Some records
___

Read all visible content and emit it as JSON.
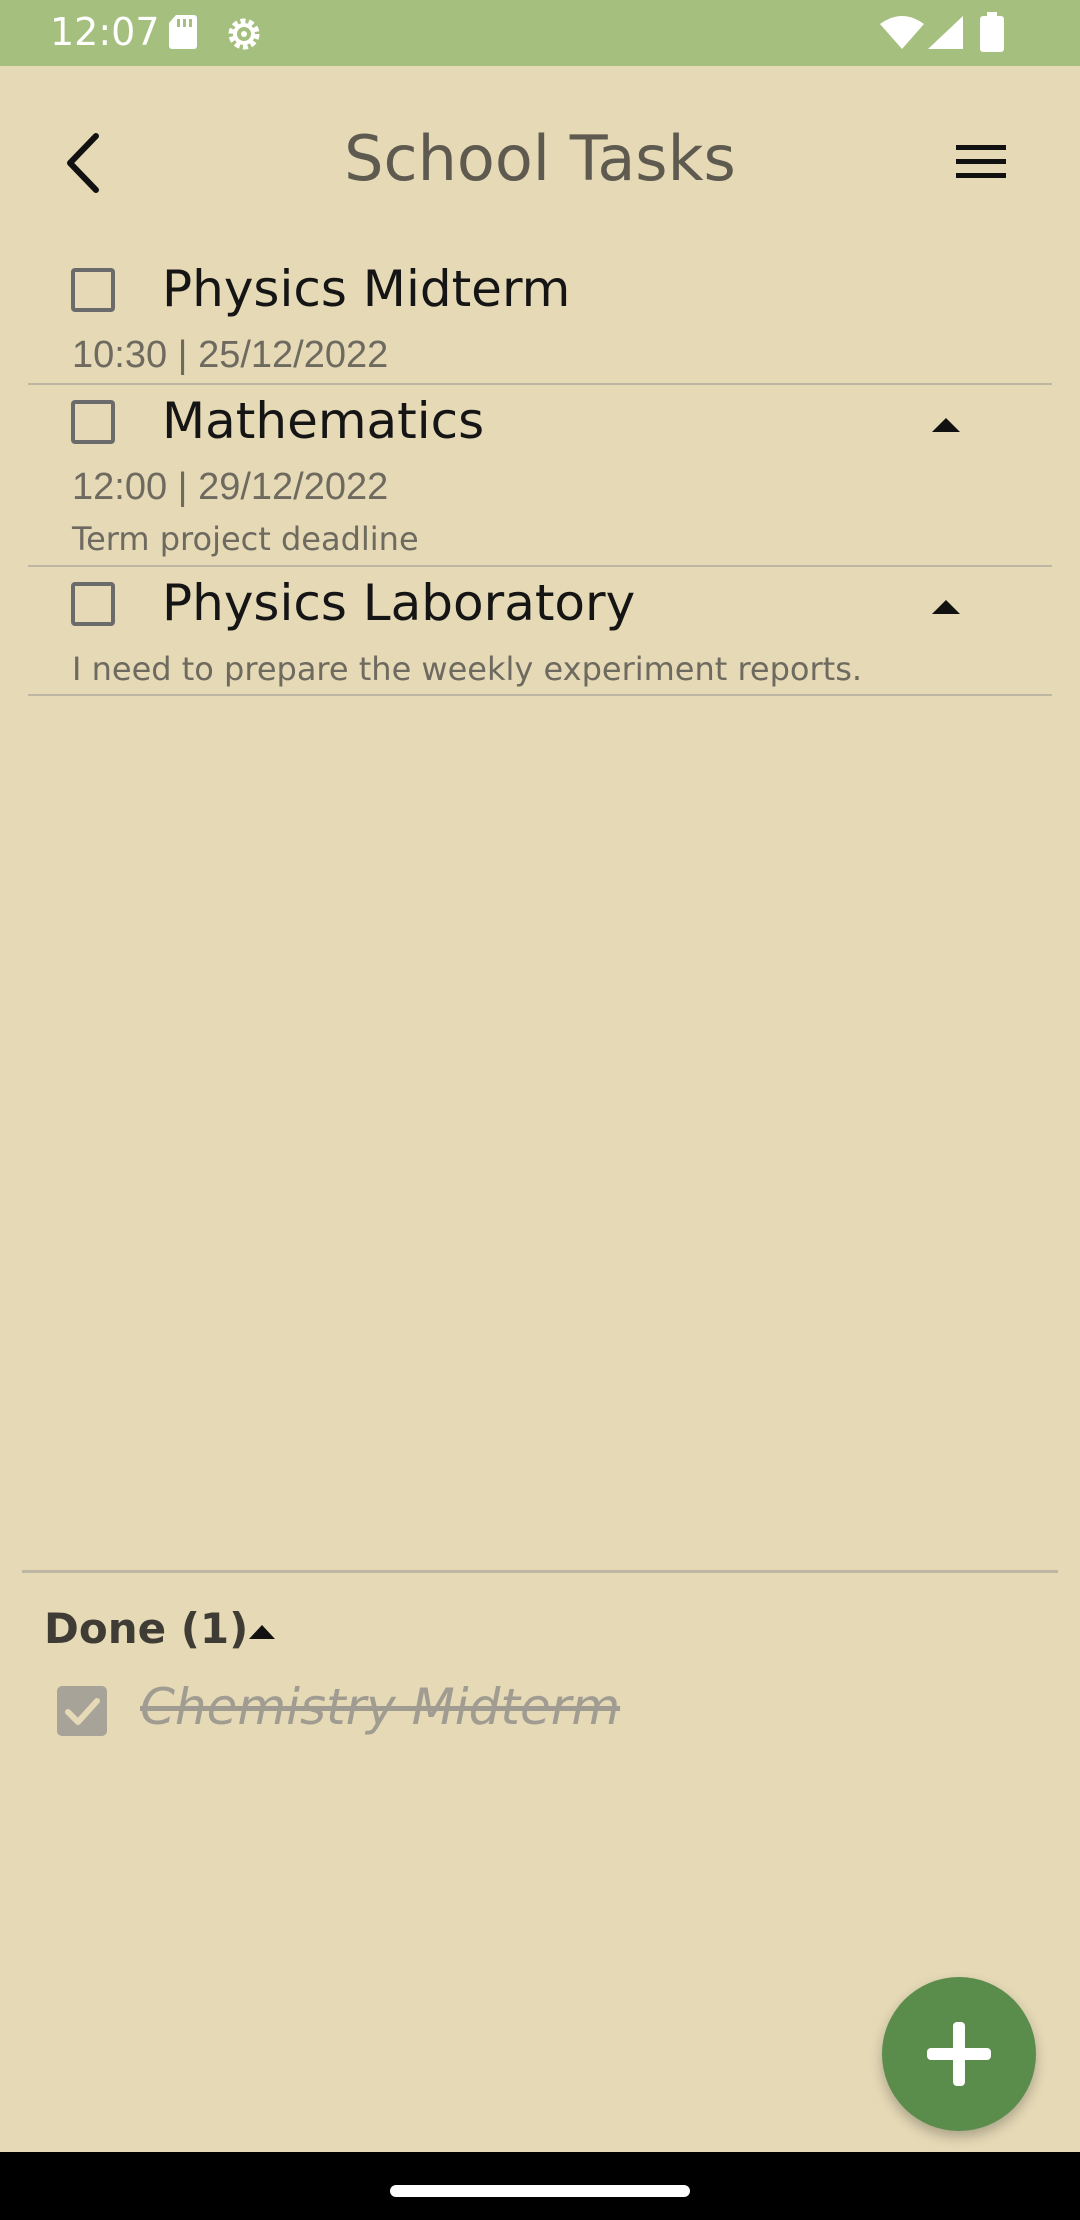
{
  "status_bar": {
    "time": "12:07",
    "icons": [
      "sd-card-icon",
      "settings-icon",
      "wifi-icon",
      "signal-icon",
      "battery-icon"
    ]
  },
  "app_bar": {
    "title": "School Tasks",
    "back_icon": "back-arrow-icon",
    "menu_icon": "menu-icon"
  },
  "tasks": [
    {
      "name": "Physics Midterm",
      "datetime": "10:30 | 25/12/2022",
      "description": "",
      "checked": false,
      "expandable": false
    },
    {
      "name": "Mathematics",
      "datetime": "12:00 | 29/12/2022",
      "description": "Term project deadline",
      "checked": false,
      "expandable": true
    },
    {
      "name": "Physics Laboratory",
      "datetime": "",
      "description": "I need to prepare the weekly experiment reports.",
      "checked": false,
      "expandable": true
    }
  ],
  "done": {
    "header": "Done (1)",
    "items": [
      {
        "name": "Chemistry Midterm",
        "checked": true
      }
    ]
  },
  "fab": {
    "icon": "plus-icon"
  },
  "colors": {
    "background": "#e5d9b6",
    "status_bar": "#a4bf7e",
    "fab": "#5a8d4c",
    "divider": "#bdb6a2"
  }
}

___

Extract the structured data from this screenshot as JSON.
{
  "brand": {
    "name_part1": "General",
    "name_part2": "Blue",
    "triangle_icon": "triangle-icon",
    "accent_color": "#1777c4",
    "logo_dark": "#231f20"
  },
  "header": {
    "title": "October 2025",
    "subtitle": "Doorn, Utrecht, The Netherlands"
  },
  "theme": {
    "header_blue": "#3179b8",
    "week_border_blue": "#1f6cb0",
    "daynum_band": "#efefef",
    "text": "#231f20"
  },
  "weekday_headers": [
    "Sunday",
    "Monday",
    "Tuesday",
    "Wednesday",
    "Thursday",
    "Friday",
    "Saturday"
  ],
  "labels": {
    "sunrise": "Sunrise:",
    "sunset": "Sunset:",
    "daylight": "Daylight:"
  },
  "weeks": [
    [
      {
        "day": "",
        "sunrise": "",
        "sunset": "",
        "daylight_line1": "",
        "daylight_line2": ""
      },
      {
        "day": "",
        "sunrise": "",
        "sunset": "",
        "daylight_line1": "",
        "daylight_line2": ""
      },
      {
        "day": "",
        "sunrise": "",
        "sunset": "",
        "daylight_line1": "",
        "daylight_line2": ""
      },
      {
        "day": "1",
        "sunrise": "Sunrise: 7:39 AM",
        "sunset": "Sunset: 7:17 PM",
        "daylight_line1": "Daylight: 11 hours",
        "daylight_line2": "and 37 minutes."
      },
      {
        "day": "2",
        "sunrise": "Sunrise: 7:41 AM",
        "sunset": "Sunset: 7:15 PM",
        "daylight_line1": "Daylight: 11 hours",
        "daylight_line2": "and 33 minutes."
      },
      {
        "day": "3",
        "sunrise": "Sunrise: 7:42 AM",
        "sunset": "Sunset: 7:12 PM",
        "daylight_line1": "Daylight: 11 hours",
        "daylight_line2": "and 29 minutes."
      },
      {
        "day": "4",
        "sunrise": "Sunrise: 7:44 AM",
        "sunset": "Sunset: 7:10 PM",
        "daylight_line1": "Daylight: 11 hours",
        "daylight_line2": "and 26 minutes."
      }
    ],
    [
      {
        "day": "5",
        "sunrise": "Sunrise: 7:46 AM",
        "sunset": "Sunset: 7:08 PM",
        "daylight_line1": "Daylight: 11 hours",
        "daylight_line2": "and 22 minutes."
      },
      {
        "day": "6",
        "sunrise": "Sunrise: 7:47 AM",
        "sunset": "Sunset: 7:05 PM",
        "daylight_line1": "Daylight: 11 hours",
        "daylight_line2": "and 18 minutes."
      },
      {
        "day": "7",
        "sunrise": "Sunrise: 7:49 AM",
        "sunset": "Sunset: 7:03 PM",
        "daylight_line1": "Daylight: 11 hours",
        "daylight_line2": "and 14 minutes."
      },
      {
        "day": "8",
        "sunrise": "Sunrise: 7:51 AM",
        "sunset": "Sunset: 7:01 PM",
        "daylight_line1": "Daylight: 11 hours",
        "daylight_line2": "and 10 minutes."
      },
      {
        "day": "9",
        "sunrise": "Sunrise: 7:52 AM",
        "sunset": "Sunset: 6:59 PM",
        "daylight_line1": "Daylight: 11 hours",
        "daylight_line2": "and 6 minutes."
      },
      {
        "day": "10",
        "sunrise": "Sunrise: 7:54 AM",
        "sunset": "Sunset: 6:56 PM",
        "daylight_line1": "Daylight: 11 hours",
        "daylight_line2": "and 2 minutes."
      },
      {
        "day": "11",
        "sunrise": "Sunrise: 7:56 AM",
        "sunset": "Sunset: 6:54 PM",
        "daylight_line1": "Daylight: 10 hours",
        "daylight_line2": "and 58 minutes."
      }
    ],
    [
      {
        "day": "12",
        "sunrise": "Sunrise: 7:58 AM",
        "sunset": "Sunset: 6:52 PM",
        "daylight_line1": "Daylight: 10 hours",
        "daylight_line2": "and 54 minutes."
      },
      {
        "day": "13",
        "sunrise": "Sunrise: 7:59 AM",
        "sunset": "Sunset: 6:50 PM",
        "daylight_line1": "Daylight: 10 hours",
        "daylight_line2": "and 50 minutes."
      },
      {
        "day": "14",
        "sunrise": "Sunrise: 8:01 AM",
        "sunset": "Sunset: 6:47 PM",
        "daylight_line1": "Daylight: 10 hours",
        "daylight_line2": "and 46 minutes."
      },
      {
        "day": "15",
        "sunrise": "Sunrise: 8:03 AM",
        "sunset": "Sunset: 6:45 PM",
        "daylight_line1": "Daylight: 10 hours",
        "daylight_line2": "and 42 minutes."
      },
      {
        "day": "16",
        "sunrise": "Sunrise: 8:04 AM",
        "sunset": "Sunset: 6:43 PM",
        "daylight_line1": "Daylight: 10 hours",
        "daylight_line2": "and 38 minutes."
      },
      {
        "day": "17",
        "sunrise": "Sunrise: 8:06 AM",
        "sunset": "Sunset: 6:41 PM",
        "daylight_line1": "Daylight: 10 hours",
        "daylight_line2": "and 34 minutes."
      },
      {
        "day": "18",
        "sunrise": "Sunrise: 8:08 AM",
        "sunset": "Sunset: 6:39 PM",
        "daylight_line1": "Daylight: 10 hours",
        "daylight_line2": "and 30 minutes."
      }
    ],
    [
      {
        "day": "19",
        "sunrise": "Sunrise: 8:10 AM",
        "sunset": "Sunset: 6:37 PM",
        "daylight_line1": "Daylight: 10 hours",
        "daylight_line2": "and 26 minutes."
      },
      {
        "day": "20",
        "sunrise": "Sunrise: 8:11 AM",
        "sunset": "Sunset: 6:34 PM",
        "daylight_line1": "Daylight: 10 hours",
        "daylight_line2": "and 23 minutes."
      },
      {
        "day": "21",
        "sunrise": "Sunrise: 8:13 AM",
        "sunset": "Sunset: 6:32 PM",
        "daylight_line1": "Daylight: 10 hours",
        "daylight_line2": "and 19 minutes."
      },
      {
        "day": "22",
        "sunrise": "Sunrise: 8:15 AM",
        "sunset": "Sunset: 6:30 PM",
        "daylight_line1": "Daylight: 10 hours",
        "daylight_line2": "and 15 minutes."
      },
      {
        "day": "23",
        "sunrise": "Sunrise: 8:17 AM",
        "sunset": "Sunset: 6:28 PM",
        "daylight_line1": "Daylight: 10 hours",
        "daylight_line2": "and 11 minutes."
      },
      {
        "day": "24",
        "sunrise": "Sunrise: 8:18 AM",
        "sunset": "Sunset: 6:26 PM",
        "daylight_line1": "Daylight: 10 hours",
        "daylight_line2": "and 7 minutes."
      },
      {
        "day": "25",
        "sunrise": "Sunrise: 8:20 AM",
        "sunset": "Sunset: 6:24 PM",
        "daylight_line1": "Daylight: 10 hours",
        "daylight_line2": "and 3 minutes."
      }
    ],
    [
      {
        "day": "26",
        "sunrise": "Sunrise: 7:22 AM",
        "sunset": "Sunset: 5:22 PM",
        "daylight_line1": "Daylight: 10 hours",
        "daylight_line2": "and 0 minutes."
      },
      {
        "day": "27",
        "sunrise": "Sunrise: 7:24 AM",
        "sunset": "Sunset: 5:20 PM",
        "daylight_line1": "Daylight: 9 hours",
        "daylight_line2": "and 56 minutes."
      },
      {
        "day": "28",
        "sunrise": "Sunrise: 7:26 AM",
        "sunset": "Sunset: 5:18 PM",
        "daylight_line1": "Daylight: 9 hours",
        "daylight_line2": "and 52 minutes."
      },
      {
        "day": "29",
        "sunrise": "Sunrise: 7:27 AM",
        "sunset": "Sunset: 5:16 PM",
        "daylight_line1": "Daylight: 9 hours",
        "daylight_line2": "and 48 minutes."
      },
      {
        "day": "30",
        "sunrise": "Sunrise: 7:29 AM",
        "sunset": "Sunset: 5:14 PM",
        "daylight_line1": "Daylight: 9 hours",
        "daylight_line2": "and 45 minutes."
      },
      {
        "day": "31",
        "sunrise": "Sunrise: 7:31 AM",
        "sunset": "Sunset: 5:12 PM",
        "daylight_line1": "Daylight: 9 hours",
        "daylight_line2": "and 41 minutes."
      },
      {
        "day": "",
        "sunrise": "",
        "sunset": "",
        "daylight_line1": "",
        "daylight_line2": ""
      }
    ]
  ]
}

___

# Problem
Exactly how many lines in the data above contain the word "description"? Respond with the number and nothing more.

# Exercise output
3